__Problem statement__
Show each line of the data below that has the string "cycl" in it.

-- start Given entries --

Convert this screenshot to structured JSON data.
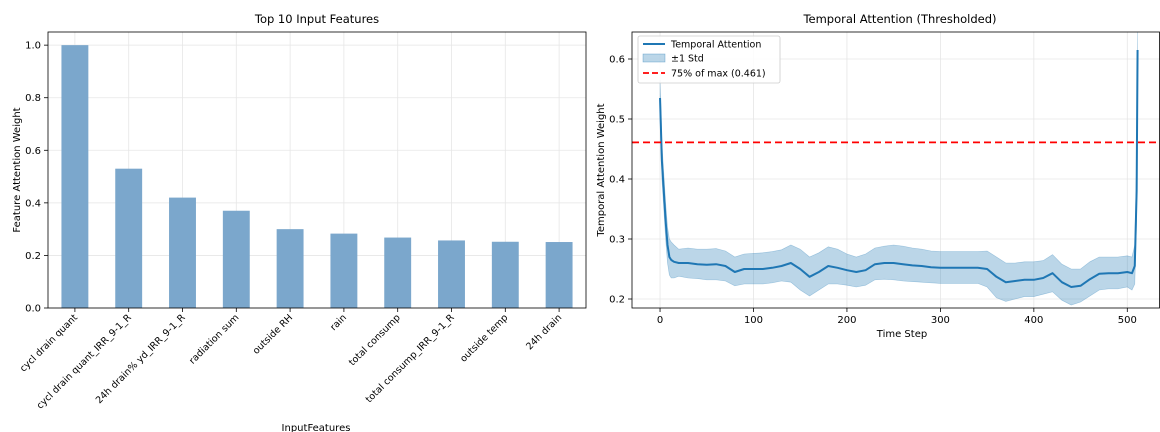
{
  "chart_data": [
    {
      "type": "bar",
      "title": "Top 10 Input Features",
      "xlabel": "InputFeatures",
      "ylabel": "Feature Attention Weight",
      "categories": [
        "cycl drain quant",
        "cycl drain quant_IRR_9-1_R",
        "24h drain% yd_IRR_9-1_R",
        "radiation sum",
        "outside RH",
        "rain",
        "total consump",
        "total consump_IRR_9-1_R",
        "outside temp",
        "24h drain"
      ],
      "values": [
        1.0,
        0.53,
        0.42,
        0.37,
        0.3,
        0.283,
        0.268,
        0.257,
        0.252,
        0.251
      ],
      "ylim": [
        0,
        1.05
      ],
      "yticks": [
        0.0,
        0.2,
        0.4,
        0.6,
        0.8,
        1.0
      ],
      "ytick_labels": [
        "0.0",
        "0.2",
        "0.4",
        "0.6",
        "0.8",
        "1.0"
      ],
      "grid": true,
      "bar_color": "#7ba7cc"
    },
    {
      "type": "line",
      "title": "Temporal Attention (Thresholded)",
      "xlabel": "Time Step",
      "ylabel": "Temporal Attention Weight",
      "xlim": [
        -30,
        535
      ],
      "ylim": [
        0.185,
        0.645
      ],
      "xticks": [
        0,
        100,
        200,
        300,
        400,
        500
      ],
      "xtick_labels": [
        "0",
        "100",
        "200",
        "300",
        "400",
        "500"
      ],
      "yticks": [
        0.2,
        0.3,
        0.4,
        0.5,
        0.6
      ],
      "ytick_labels": [
        "0.2",
        "0.3",
        "0.4",
        "0.5",
        "0.6"
      ],
      "grid": true,
      "legend": "top-left",
      "series": [
        {
          "name": "Temporal Attention",
          "color": "#1f77b4",
          "x": [
            0,
            2,
            4,
            6,
            8,
            10,
            12,
            15,
            20,
            30,
            40,
            50,
            60,
            70,
            80,
            90,
            100,
            110,
            120,
            130,
            140,
            150,
            160,
            170,
            180,
            190,
            200,
            210,
            220,
            230,
            240,
            250,
            260,
            270,
            280,
            290,
            300,
            310,
            320,
            330,
            340,
            350,
            360,
            370,
            380,
            390,
            400,
            410,
            420,
            430,
            440,
            450,
            460,
            470,
            480,
            490,
            500,
            505,
            508,
            510,
            511
          ],
          "y": [
            0.535,
            0.43,
            0.38,
            0.33,
            0.29,
            0.27,
            0.265,
            0.262,
            0.26,
            0.26,
            0.258,
            0.257,
            0.258,
            0.255,
            0.245,
            0.25,
            0.25,
            0.25,
            0.252,
            0.255,
            0.26,
            0.25,
            0.237,
            0.245,
            0.255,
            0.252,
            0.248,
            0.245,
            0.248,
            0.258,
            0.26,
            0.26,
            0.258,
            0.256,
            0.255,
            0.253,
            0.252,
            0.252,
            0.252,
            0.252,
            0.252,
            0.25,
            0.237,
            0.228,
            0.23,
            0.232,
            0.232,
            0.235,
            0.243,
            0.228,
            0.22,
            0.222,
            0.233,
            0.242,
            0.243,
            0.243,
            0.245,
            0.243,
            0.255,
            0.38,
            0.615
          ]
        },
        {
          "name": "±1 Std",
          "color": "#1f77b4",
          "x": [
            0,
            2,
            4,
            6,
            8,
            10,
            12,
            15,
            20,
            30,
            40,
            50,
            60,
            70,
            80,
            90,
            100,
            110,
            120,
            130,
            140,
            150,
            160,
            170,
            180,
            190,
            200,
            210,
            220,
            230,
            240,
            250,
            260,
            270,
            280,
            290,
            300,
            310,
            320,
            330,
            340,
            350,
            360,
            370,
            380,
            390,
            400,
            410,
            420,
            430,
            440,
            450,
            460,
            470,
            480,
            490,
            500,
            505,
            508,
            510,
            511
          ],
          "lower": [
            0.505,
            0.4,
            0.35,
            0.3,
            0.26,
            0.24,
            0.235,
            0.235,
            0.238,
            0.235,
            0.234,
            0.232,
            0.232,
            0.23,
            0.222,
            0.225,
            0.225,
            0.225,
            0.227,
            0.23,
            0.228,
            0.215,
            0.205,
            0.215,
            0.225,
            0.225,
            0.223,
            0.22,
            0.223,
            0.232,
            0.233,
            0.232,
            0.23,
            0.229,
            0.228,
            0.227,
            0.226,
            0.226,
            0.226,
            0.226,
            0.226,
            0.22,
            0.202,
            0.196,
            0.2,
            0.204,
            0.204,
            0.208,
            0.212,
            0.198,
            0.19,
            0.195,
            0.205,
            0.215,
            0.217,
            0.217,
            0.22,
            0.215,
            0.225,
            0.33,
            0.59
          ],
          "upper": [
            0.565,
            0.46,
            0.41,
            0.36,
            0.32,
            0.3,
            0.295,
            0.29,
            0.283,
            0.285,
            0.283,
            0.283,
            0.284,
            0.28,
            0.27,
            0.275,
            0.276,
            0.277,
            0.279,
            0.282,
            0.29,
            0.283,
            0.27,
            0.277,
            0.287,
            0.283,
            0.275,
            0.27,
            0.275,
            0.285,
            0.288,
            0.29,
            0.288,
            0.285,
            0.283,
            0.28,
            0.279,
            0.279,
            0.279,
            0.279,
            0.279,
            0.28,
            0.27,
            0.26,
            0.26,
            0.262,
            0.262,
            0.264,
            0.274,
            0.258,
            0.25,
            0.25,
            0.262,
            0.27,
            0.27,
            0.27,
            0.272,
            0.27,
            0.29,
            0.43,
            0.645
          ]
        },
        {
          "name": "75% of max (0.461)",
          "color": "#ff0000",
          "type": "hline",
          "y": 0.461
        }
      ]
    }
  ]
}
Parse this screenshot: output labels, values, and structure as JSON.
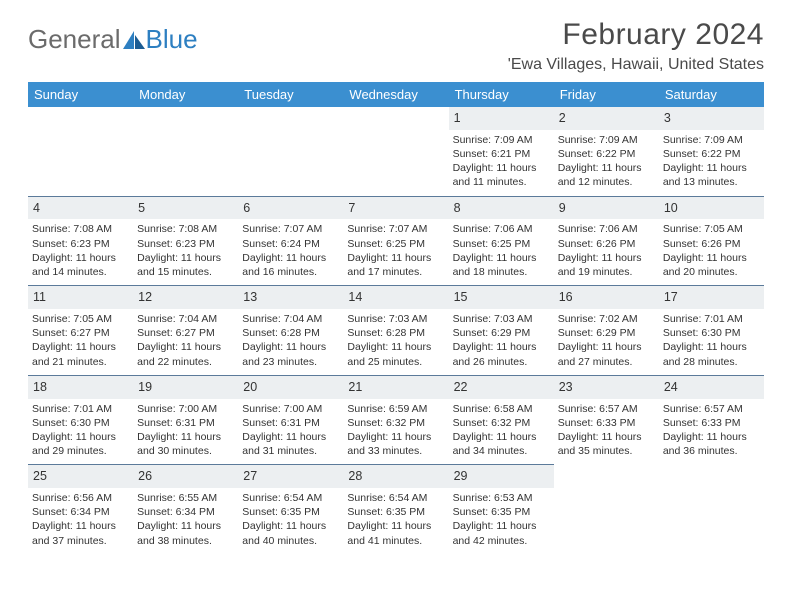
{
  "brand": {
    "part1": "General",
    "part2": "Blue"
  },
  "title": "February 2024",
  "location": "'Ewa Villages, Hawaii, United States",
  "colors": {
    "header_bg": "#3b8fd0",
    "header_text": "#ffffff",
    "daynum_bg": "#eceff1",
    "daynum_border": "#5b7a9a",
    "body_text": "#333333",
    "brand_gray": "#6b6b6b",
    "brand_blue": "#2d7fc1"
  },
  "day_headers": [
    "Sunday",
    "Monday",
    "Tuesday",
    "Wednesday",
    "Thursday",
    "Friday",
    "Saturday"
  ],
  "weeks": [
    [
      null,
      null,
      null,
      null,
      {
        "n": "1",
        "lines": [
          "Sunrise: 7:09 AM",
          "Sunset: 6:21 PM",
          "Daylight: 11 hours",
          "and 11 minutes."
        ]
      },
      {
        "n": "2",
        "lines": [
          "Sunrise: 7:09 AM",
          "Sunset: 6:22 PM",
          "Daylight: 11 hours",
          "and 12 minutes."
        ]
      },
      {
        "n": "3",
        "lines": [
          "Sunrise: 7:09 AM",
          "Sunset: 6:22 PM",
          "Daylight: 11 hours",
          "and 13 minutes."
        ]
      }
    ],
    [
      {
        "n": "4",
        "lines": [
          "Sunrise: 7:08 AM",
          "Sunset: 6:23 PM",
          "Daylight: 11 hours",
          "and 14 minutes."
        ]
      },
      {
        "n": "5",
        "lines": [
          "Sunrise: 7:08 AM",
          "Sunset: 6:23 PM",
          "Daylight: 11 hours",
          "and 15 minutes."
        ]
      },
      {
        "n": "6",
        "lines": [
          "Sunrise: 7:07 AM",
          "Sunset: 6:24 PM",
          "Daylight: 11 hours",
          "and 16 minutes."
        ]
      },
      {
        "n": "7",
        "lines": [
          "Sunrise: 7:07 AM",
          "Sunset: 6:25 PM",
          "Daylight: 11 hours",
          "and 17 minutes."
        ]
      },
      {
        "n": "8",
        "lines": [
          "Sunrise: 7:06 AM",
          "Sunset: 6:25 PM",
          "Daylight: 11 hours",
          "and 18 minutes."
        ]
      },
      {
        "n": "9",
        "lines": [
          "Sunrise: 7:06 AM",
          "Sunset: 6:26 PM",
          "Daylight: 11 hours",
          "and 19 minutes."
        ]
      },
      {
        "n": "10",
        "lines": [
          "Sunrise: 7:05 AM",
          "Sunset: 6:26 PM",
          "Daylight: 11 hours",
          "and 20 minutes."
        ]
      }
    ],
    [
      {
        "n": "11",
        "lines": [
          "Sunrise: 7:05 AM",
          "Sunset: 6:27 PM",
          "Daylight: 11 hours",
          "and 21 minutes."
        ]
      },
      {
        "n": "12",
        "lines": [
          "Sunrise: 7:04 AM",
          "Sunset: 6:27 PM",
          "Daylight: 11 hours",
          "and 22 minutes."
        ]
      },
      {
        "n": "13",
        "lines": [
          "Sunrise: 7:04 AM",
          "Sunset: 6:28 PM",
          "Daylight: 11 hours",
          "and 23 minutes."
        ]
      },
      {
        "n": "14",
        "lines": [
          "Sunrise: 7:03 AM",
          "Sunset: 6:28 PM",
          "Daylight: 11 hours",
          "and 25 minutes."
        ]
      },
      {
        "n": "15",
        "lines": [
          "Sunrise: 7:03 AM",
          "Sunset: 6:29 PM",
          "Daylight: 11 hours",
          "and 26 minutes."
        ]
      },
      {
        "n": "16",
        "lines": [
          "Sunrise: 7:02 AM",
          "Sunset: 6:29 PM",
          "Daylight: 11 hours",
          "and 27 minutes."
        ]
      },
      {
        "n": "17",
        "lines": [
          "Sunrise: 7:01 AM",
          "Sunset: 6:30 PM",
          "Daylight: 11 hours",
          "and 28 minutes."
        ]
      }
    ],
    [
      {
        "n": "18",
        "lines": [
          "Sunrise: 7:01 AM",
          "Sunset: 6:30 PM",
          "Daylight: 11 hours",
          "and 29 minutes."
        ]
      },
      {
        "n": "19",
        "lines": [
          "Sunrise: 7:00 AM",
          "Sunset: 6:31 PM",
          "Daylight: 11 hours",
          "and 30 minutes."
        ]
      },
      {
        "n": "20",
        "lines": [
          "Sunrise: 7:00 AM",
          "Sunset: 6:31 PM",
          "Daylight: 11 hours",
          "and 31 minutes."
        ]
      },
      {
        "n": "21",
        "lines": [
          "Sunrise: 6:59 AM",
          "Sunset: 6:32 PM",
          "Daylight: 11 hours",
          "and 33 minutes."
        ]
      },
      {
        "n": "22",
        "lines": [
          "Sunrise: 6:58 AM",
          "Sunset: 6:32 PM",
          "Daylight: 11 hours",
          "and 34 minutes."
        ]
      },
      {
        "n": "23",
        "lines": [
          "Sunrise: 6:57 AM",
          "Sunset: 6:33 PM",
          "Daylight: 11 hours",
          "and 35 minutes."
        ]
      },
      {
        "n": "24",
        "lines": [
          "Sunrise: 6:57 AM",
          "Sunset: 6:33 PM",
          "Daylight: 11 hours",
          "and 36 minutes."
        ]
      }
    ],
    [
      {
        "n": "25",
        "lines": [
          "Sunrise: 6:56 AM",
          "Sunset: 6:34 PM",
          "Daylight: 11 hours",
          "and 37 minutes."
        ]
      },
      {
        "n": "26",
        "lines": [
          "Sunrise: 6:55 AM",
          "Sunset: 6:34 PM",
          "Daylight: 11 hours",
          "and 38 minutes."
        ]
      },
      {
        "n": "27",
        "lines": [
          "Sunrise: 6:54 AM",
          "Sunset: 6:35 PM",
          "Daylight: 11 hours",
          "and 40 minutes."
        ]
      },
      {
        "n": "28",
        "lines": [
          "Sunrise: 6:54 AM",
          "Sunset: 6:35 PM",
          "Daylight: 11 hours",
          "and 41 minutes."
        ]
      },
      {
        "n": "29",
        "lines": [
          "Sunrise: 6:53 AM",
          "Sunset: 6:35 PM",
          "Daylight: 11 hours",
          "and 42 minutes."
        ]
      },
      null,
      null
    ]
  ]
}
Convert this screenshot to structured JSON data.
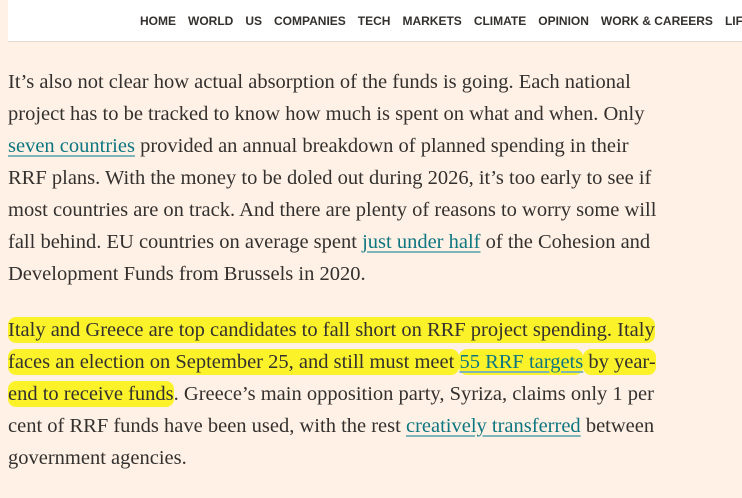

-- end Given entries --

__Expected output__
        "cycl drain quant",
        "cycl drain quant_IRR_9-1_R",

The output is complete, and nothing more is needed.